— BEGIN —

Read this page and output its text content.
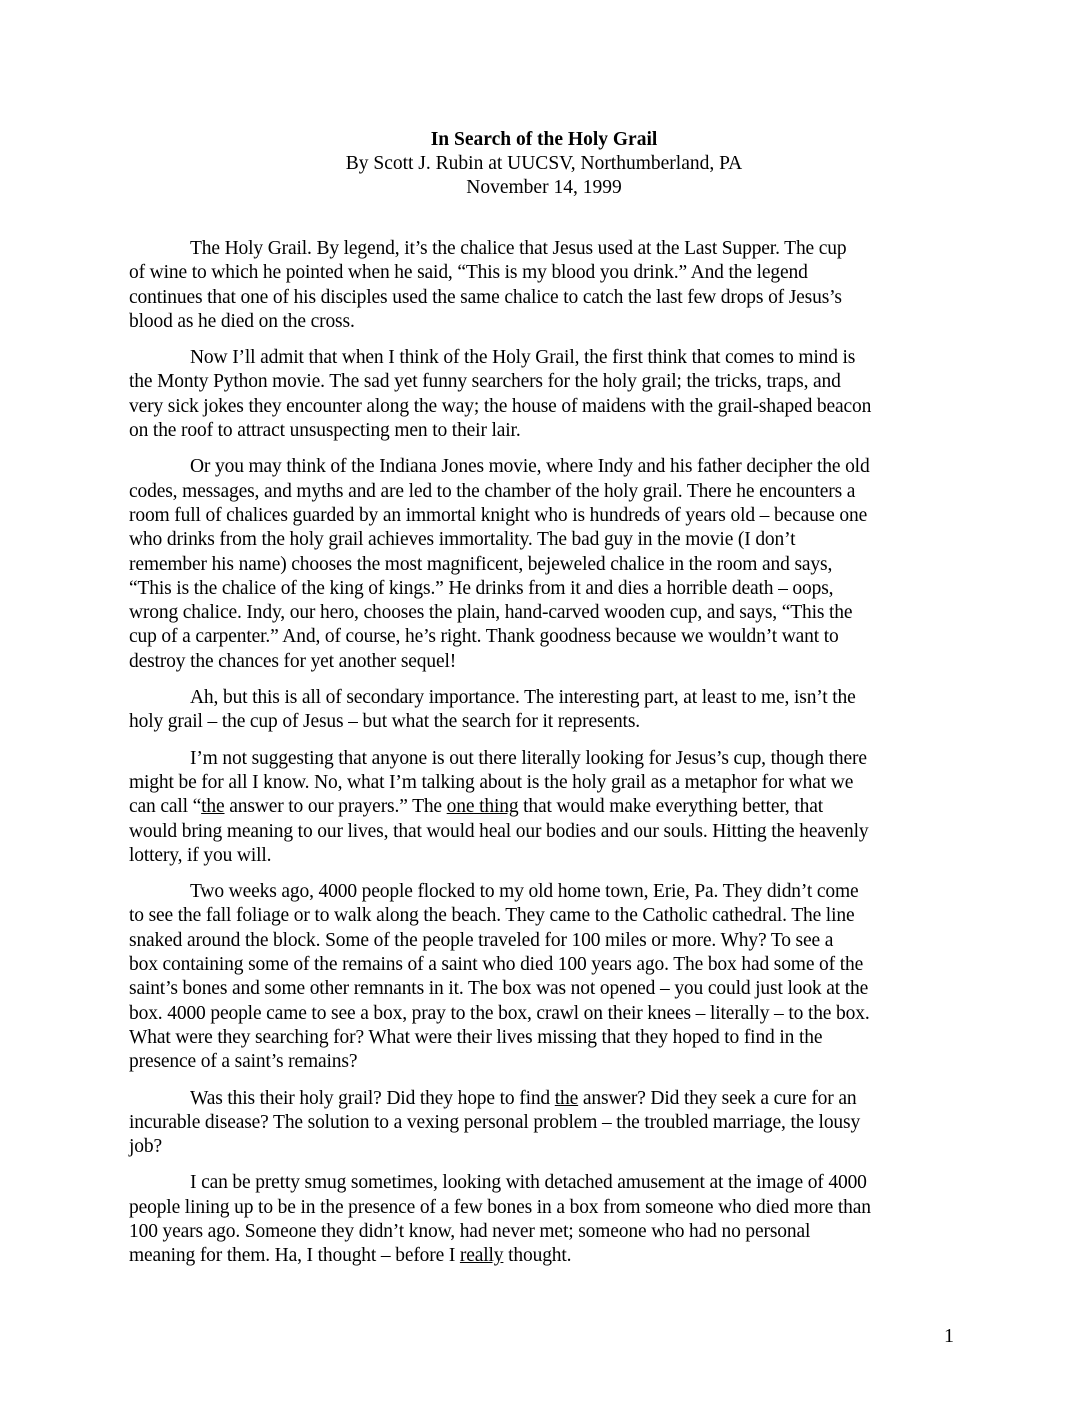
In Search of the Holy Grail
By Scott J. Rubin at UUCSV, Northumberland, PA
November 14, 1999
The Holy Grail. By legend, it’s the chalice that Jesus used at the Last Supper. The cup
of wine to which he pointed when he said, “This is my blood you drink.” And the legend
continues that one of his disciples used the same chalice to catch the last few drops of Jesus’s
blood as he died on the cross.
Now I’ll admit that when I think of the Holy Grail, the first think that comes to mind is
the Monty Python movie. The sad yet funny searchers for the holy grail; the tricks, traps, and
very sick jokes they encounter along the way; the house of maidens with the grail-shaped beacon
on the roof to attract unsuspecting men to their lair.
Or you may think of the Indiana Jones movie, where Indy and his father decipher the old
codes, messages, and myths and are led to the chamber of the holy grail. There he encounters a
room full of chalices guarded by an immortal knight who is hundreds of years old – because one
who drinks from the holy grail achieves immortality. The bad guy in the movie (I don’t
remember his name) chooses the most magnificent, bejeweled chalice in the room and says,
“This is the chalice of the king of kings.” He drinks from it and dies a horrible death – oops,
wrong chalice. Indy, our hero, chooses the plain, hand-carved wooden cup, and says, “This the
cup of a carpenter.” And, of course, he’s right. Thank goodness because we wouldn’t want to
destroy the chances for yet another sequel!
Ah, but this is all of secondary importance. The interesting part, at least to me, isn’t the
holy grail – the cup of Jesus – but what the search for it represents.
I’m not suggesting that anyone is out there literally looking for Jesus’s cup, though there
might be for all I know. No, what I’m talking about is the holy grail as a metaphor for what we
can call “the answer to our prayers.” The one thing that would make everything better, that
would bring meaning to our lives, that would heal our bodies and our souls. Hitting the heavenly
lottery, if you will.
Two weeks ago, 4000 people flocked to my old home town, Erie, Pa. They didn’t come
to see the fall foliage or to walk along the beach. They came to the Catholic cathedral. The line
snaked around the block. Some of the people traveled for 100 miles or more. Why? To see a
box containing some of the remains of a saint who died 100 years ago. The box had some of the
saint’s bones and some other remnants in it. The box was not opened – you could just look at the
box. 4000 people came to see a box, pray to the box, crawl on their knees – literally – to the box.
What were they searching for? What were their lives missing that they hoped to find in the
presence of a saint’s remains?
Was this their holy grail? Did they hope to find the answer? Did they seek a cure for an
incurable disease? The solution to a vexing personal problem – the troubled marriage, the lousy
job?
I can be pretty smug sometimes, looking with detached amusement at the image of 4000
people lining up to be in the presence of a few bones in a box from someone who died more than
100 years ago. Someone they didn’t know, had never met; someone who had no personal
meaning for them. Ha, I thought – before I really thought.
1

— END —

▶ [Required task]
All the material shown above is to be copied exactly, with no pictures carried over.

▶ [Solution to this exercise]
Read this page and output its text content.
In Search of the Holy Grail
By Scott J. Rubin at UUCSV, Northumberland, PA
November 14, 1999
The Holy Grail. By legend, it’s the chalice that Jesus used at the Last Supper. The cup
of wine to which he pointed when he said, “This is my blood you drink.” And the legend
continues that one of his disciples used the same chalice to catch the last few drops of Jesus’s
blood as he died on the cross.
Now I’ll admit that when I think of the Holy Grail, the first think that comes to mind is
the Monty Python movie. The sad yet funny searchers for the holy grail; the tricks, traps, and
very sick jokes they encounter along the way; the house of maidens with the grail-shaped beacon
on the roof to attract unsuspecting men to their lair.
Or you may think of the Indiana Jones movie, where Indy and his father decipher the old
codes, messages, and myths and are led to the chamber of the holy grail. There he encounters a
room full of chalices guarded by an immortal knight who is hundreds of years old – because one
who drinks from the holy grail achieves immortality. The bad guy in the movie (I don’t
remember his name) chooses the most magnificent, bejeweled chalice in the room and says,
“This is the chalice of the king of kings.” He drinks from it and dies a horrible death – oops,
wrong chalice. Indy, our hero, chooses the plain, hand-carved wooden cup, and says, “This the
cup of a carpenter.” And, of course, he’s right. Thank goodness because we wouldn’t want to
destroy the chances for yet another sequel!
Ah, but this is all of secondary importance. The interesting part, at least to me, isn’t the
holy grail – the cup of Jesus – but what the search for it represents.
I’m not suggesting that anyone is out there literally looking for Jesus’s cup, though there
might be for all I know. No, what I’m talking about is the holy grail as a metaphor for what we
can call “the answer to our prayers.” The one thing that would make everything better, that
would bring meaning to our lives, that would heal our bodies and our souls. Hitting the heavenly
lottery, if you will.
Two weeks ago, 4000 people flocked to my old home town, Erie, Pa. They didn’t come
to see the fall foliage or to walk along the beach. They came to the Catholic cathedral. The line
snaked around the block. Some of the people traveled for 100 miles or more. Why? To see a
box containing some of the remains of a saint who died 100 years ago. The box had some of the
saint’s bones and some other remnants in it. The box was not opened – you could just look at the
box. 4000 people came to see a box, pray to the box, crawl on their knees – literally – to the box.
What were they searching for? What were their lives missing that they hoped to find in the
presence of a saint’s remains?
Was this their holy grail? Did they hope to find the answer? Did they seek a cure for an
incurable disease? The solution to a vexing personal problem – the troubled marriage, the lousy
job?
I can be pretty smug sometimes, looking with detached amusement at the image of 4000
people lining up to be in the presence of a few bones in a box from someone who died more than
100 years ago. Someone they didn’t know, had never met; someone who had no personal
meaning for them. Ha, I thought – before I really thought.
1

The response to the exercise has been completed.